**To do**
Show every line in the entries below where the word "price" appears.

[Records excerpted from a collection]
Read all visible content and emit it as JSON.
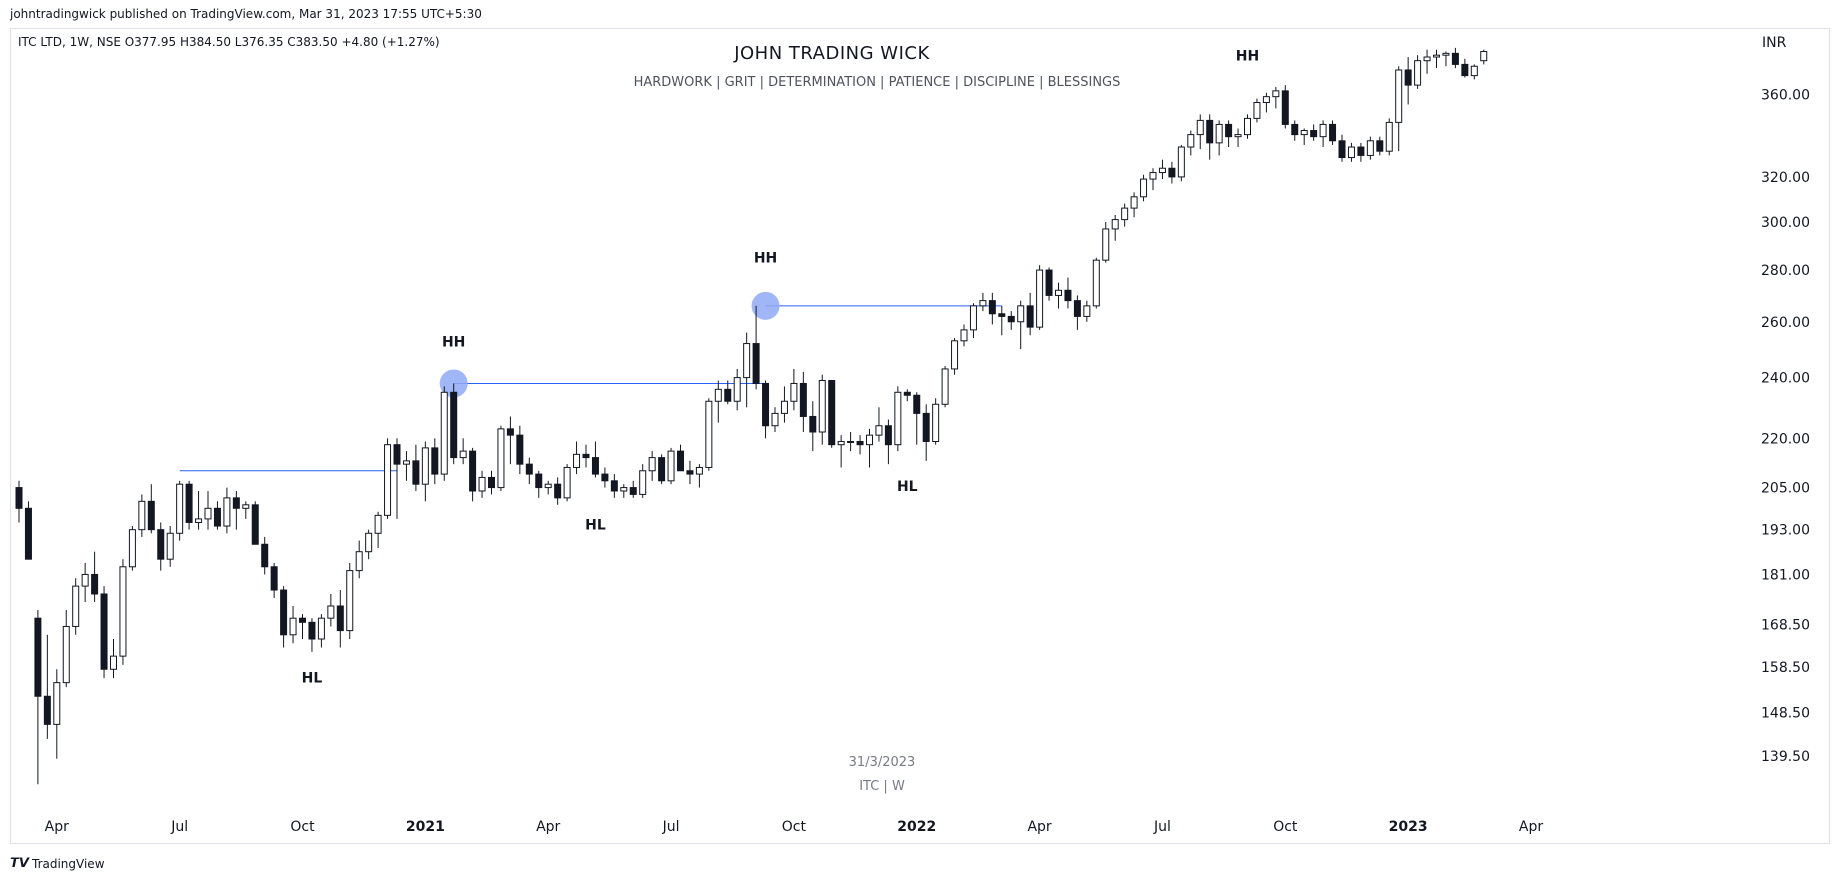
{
  "published_by": "johntradingwick published on TradingView.com, Mar 31, 2023 17:55 UTC+5:30",
  "branding": {
    "logo": "𝙏𝙑",
    "name": "TradingView"
  },
  "symbol_info": "ITC LTD, 1W, NSE  O377.95  H384.50  L376.35  C383.50  +4.80 (+1.27%)",
  "watermark": {
    "date": "31/3/2023",
    "symbol": "ITC | W"
  },
  "colors": {
    "bull_fill": "#ffffff",
    "bear_fill": "#131722",
    "wick": "#131722",
    "level_line": "#2962ff",
    "highlight": "#8fa9f5"
  },
  "chart_data": {
    "type": "candlestick",
    "title": "JOHN TRADING WICK",
    "subtitle": "HARDWORK   |   GRIT  |   DETERMINATION   |   PATIENCE   |   DISCIPLINE  |  BLESSINGS",
    "currency": "INR",
    "y_scale": "log",
    "ylim": [
      131,
      395
    ],
    "y_ticks": [
      "139.50",
      "148.50",
      "158.50",
      "168.50",
      "181.00",
      "193.00",
      "205.00",
      "220.00",
      "240.00",
      "260.00",
      "280.00",
      "300.00",
      "320.00",
      "360.00"
    ],
    "x_labels": [
      {
        "label": "Apr",
        "week": 4,
        "bold": false
      },
      {
        "label": "Jul",
        "week": 17,
        "bold": false
      },
      {
        "label": "Oct",
        "week": 30,
        "bold": false
      },
      {
        "label": "2021",
        "week": 43,
        "bold": true
      },
      {
        "label": "Apr",
        "week": 56,
        "bold": false
      },
      {
        "label": "Jul",
        "week": 69,
        "bold": false
      },
      {
        "label": "Oct",
        "week": 82,
        "bold": false
      },
      {
        "label": "2022",
        "week": 95,
        "bold": true
      },
      {
        "label": "Apr",
        "week": 108,
        "bold": false
      },
      {
        "label": "Jul",
        "week": 121,
        "bold": false
      },
      {
        "label": "Oct",
        "week": 134,
        "bold": false
      },
      {
        "label": "2023",
        "week": 147,
        "bold": true
      },
      {
        "label": "Apr",
        "week": 160,
        "bold": false
      }
    ],
    "ohlc": [
      [
        205,
        207,
        195,
        199
      ],
      [
        199,
        201,
        185,
        185
      ],
      [
        170,
        172,
        134,
        152
      ],
      [
        152,
        166,
        143,
        146
      ],
      [
        146,
        158,
        139,
        155
      ],
      [
        155,
        172,
        154,
        168
      ],
      [
        168,
        180,
        166,
        178
      ],
      [
        178,
        184,
        174,
        181
      ],
      [
        181,
        187,
        174,
        176
      ],
      [
        176,
        178,
        156,
        158
      ],
      [
        158,
        165,
        156,
        161
      ],
      [
        161,
        185,
        159,
        183
      ],
      [
        183,
        194,
        182,
        193
      ],
      [
        193,
        203,
        191,
        201
      ],
      [
        201,
        206,
        192,
        193
      ],
      [
        193,
        195,
        182,
        185
      ],
      [
        185,
        194,
        183,
        192
      ],
      [
        192,
        207,
        190,
        206
      ],
      [
        206,
        207,
        193,
        195
      ],
      [
        195,
        204,
        193,
        196
      ],
      [
        196,
        204,
        193,
        199
      ],
      [
        199,
        201,
        193,
        194
      ],
      [
        194,
        205,
        192,
        202
      ],
      [
        202,
        204,
        193,
        199
      ],
      [
        199,
        201,
        196,
        200
      ],
      [
        200,
        201,
        189,
        189
      ],
      [
        189,
        191,
        181,
        183
      ],
      [
        183,
        184,
        175,
        177
      ],
      [
        177,
        178,
        163,
        166
      ],
      [
        166,
        173,
        164,
        170
      ],
      [
        170,
        171,
        165,
        169
      ],
      [
        169,
        170,
        162,
        165
      ],
      [
        165,
        171,
        163,
        170
      ],
      [
        170,
        176,
        168,
        173
      ],
      [
        173,
        177,
        163,
        167
      ],
      [
        167,
        184,
        165,
        182
      ],
      [
        182,
        190,
        180,
        187
      ],
      [
        187,
        193,
        185,
        192
      ],
      [
        192,
        198,
        188,
        197
      ],
      [
        197,
        220,
        196,
        218
      ],
      [
        218,
        220,
        196,
        212
      ],
      [
        212,
        216,
        207,
        213
      ],
      [
        213,
        218,
        204,
        206
      ],
      [
        206,
        219,
        201,
        217
      ],
      [
        217,
        220,
        206,
        209
      ],
      [
        209,
        237,
        207,
        235
      ],
      [
        235,
        238,
        212,
        214
      ],
      [
        214,
        220,
        212,
        216
      ],
      [
        216,
        217,
        201,
        204
      ],
      [
        204,
        210,
        202,
        208
      ],
      [
        208,
        210,
        203,
        205
      ],
      [
        205,
        224,
        204,
        223
      ],
      [
        223,
        227,
        212,
        221
      ],
      [
        221,
        224,
        209,
        212
      ],
      [
        212,
        214,
        206,
        209
      ],
      [
        209,
        210,
        202,
        205
      ],
      [
        205,
        207,
        203,
        206
      ],
      [
        206,
        208,
        200,
        202
      ],
      [
        202,
        212,
        201,
        211
      ],
      [
        211,
        219,
        209,
        215
      ],
      [
        215,
        218,
        211,
        214
      ],
      [
        214,
        219,
        208,
        209
      ],
      [
        209,
        211,
        205,
        207
      ],
      [
        207,
        209,
        202,
        204
      ],
      [
        204,
        206,
        202,
        205
      ],
      [
        205,
        207,
        202,
        203
      ],
      [
        203,
        212,
        202,
        210
      ],
      [
        210,
        216,
        207,
        214
      ],
      [
        214,
        215,
        206,
        207
      ],
      [
        207,
        217,
        206,
        216
      ],
      [
        216,
        218,
        210,
        210
      ],
      [
        210,
        213,
        206,
        209
      ],
      [
        209,
        212,
        205,
        211
      ],
      [
        211,
        233,
        210,
        232
      ],
      [
        232,
        239,
        225,
        236
      ],
      [
        236,
        239,
        231,
        232
      ],
      [
        232,
        243,
        229,
        240
      ],
      [
        240,
        256,
        230,
        252
      ],
      [
        252,
        266,
        236,
        238
      ],
      [
        238,
        239,
        220,
        224
      ],
      [
        224,
        230,
        222,
        228
      ],
      [
        228,
        237,
        225,
        232
      ],
      [
        232,
        243,
        229,
        238
      ],
      [
        238,
        242,
        222,
        227
      ],
      [
        227,
        232,
        216,
        222
      ],
      [
        222,
        241,
        218,
        239
      ],
      [
        239,
        239,
        217,
        218
      ],
      [
        218,
        221,
        211,
        219
      ],
      [
        219,
        222,
        216,
        219
      ],
      [
        219,
        221,
        215,
        218
      ],
      [
        218,
        223,
        211,
        221
      ],
      [
        221,
        230,
        219,
        224
      ],
      [
        224,
        226,
        212,
        218
      ],
      [
        218,
        237,
        216,
        235
      ],
      [
        235,
        236,
        232,
        234
      ],
      [
        234,
        235,
        218,
        228
      ],
      [
        228,
        231,
        213,
        219
      ],
      [
        219,
        233,
        218,
        231
      ],
      [
        231,
        244,
        230,
        243
      ],
      [
        243,
        254,
        241,
        253
      ],
      [
        253,
        259,
        251,
        257
      ],
      [
        257,
        267,
        254,
        266
      ],
      [
        266,
        271,
        264,
        268
      ],
      [
        268,
        271,
        259,
        263
      ],
      [
        263,
        266,
        255,
        262
      ],
      [
        262,
        264,
        257,
        260
      ],
      [
        260,
        268,
        250,
        266
      ],
      [
        266,
        271,
        255,
        258
      ],
      [
        258,
        282,
        257,
        280
      ],
      [
        280,
        281,
        268,
        270
      ],
      [
        270,
        275,
        265,
        272
      ],
      [
        272,
        277,
        265,
        268
      ],
      [
        268,
        270,
        257,
        262
      ],
      [
        262,
        268,
        260,
        266
      ],
      [
        266,
        285,
        265,
        284
      ],
      [
        284,
        300,
        283,
        297
      ],
      [
        297,
        303,
        292,
        301
      ],
      [
        301,
        308,
        298,
        306
      ],
      [
        306,
        313,
        302,
        311
      ],
      [
        311,
        321,
        309,
        319
      ],
      [
        319,
        324,
        314,
        322
      ],
      [
        322,
        328,
        319,
        324
      ],
      [
        324,
        327,
        317,
        320
      ],
      [
        320,
        335,
        318,
        334
      ],
      [
        334,
        342,
        330,
        340
      ],
      [
        340,
        350,
        333,
        347
      ],
      [
        347,
        350,
        328,
        336
      ],
      [
        336,
        347,
        330,
        345
      ],
      [
        345,
        347,
        334,
        339
      ],
      [
        339,
        343,
        334,
        340
      ],
      [
        340,
        350,
        338,
        348
      ],
      [
        348,
        358,
        346,
        356
      ],
      [
        356,
        361,
        351,
        359
      ],
      [
        359,
        364,
        353,
        362
      ],
      [
        362,
        365,
        343,
        345
      ],
      [
        345,
        347,
        337,
        340
      ],
      [
        340,
        343,
        335,
        342
      ],
      [
        342,
        345,
        337,
        339
      ],
      [
        339,
        347,
        334,
        345
      ],
      [
        345,
        347,
        335,
        337
      ],
      [
        337,
        340,
        327,
        329
      ],
      [
        329,
        336,
        327,
        334
      ],
      [
        334,
        336,
        327,
        330
      ],
      [
        330,
        339,
        328,
        337
      ],
      [
        337,
        339,
        330,
        332
      ],
      [
        332,
        348,
        330,
        346
      ],
      [
        346,
        375,
        332,
        373
      ],
      [
        373,
        380,
        355,
        365
      ],
      [
        365,
        381,
        363,
        378
      ],
      [
        378,
        384,
        371,
        380
      ],
      [
        380,
        384,
        374,
        381
      ],
      [
        381,
        383,
        375,
        382
      ],
      [
        382,
        385,
        374,
        376
      ],
      [
        376,
        379,
        369,
        370
      ],
      [
        370,
        376,
        368,
        375
      ],
      [
        378,
        384,
        376,
        383
      ]
    ],
    "levels": [
      {
        "price": 210,
        "from": 17,
        "to": 40
      },
      {
        "price": 238,
        "from": 46,
        "to": 79
      },
      {
        "price": 266,
        "from": 79,
        "to": 104
      }
    ],
    "highlights": [
      {
        "week": 46,
        "price": 238
      },
      {
        "week": 79,
        "price": 266
      }
    ],
    "annotations": [
      {
        "text": "HH",
        "week": 46,
        "price": 251
      },
      {
        "text": "HH",
        "week": 79,
        "price": 283
      },
      {
        "text": "HH",
        "week": 130,
        "price": 378
      },
      {
        "text": "HL",
        "week": 31,
        "price": 155
      },
      {
        "text": "HL",
        "week": 61,
        "price": 193
      },
      {
        "text": "HL",
        "week": 94,
        "price": 204
      }
    ]
  }
}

**Response**
        "price": 210,
        "price": 238,
        "price": 266,
        "price": 238
        "price": 266
        "price": 251
        "price": 283
        "price": 378
        "price": 155
        "price": 193
        "price": 204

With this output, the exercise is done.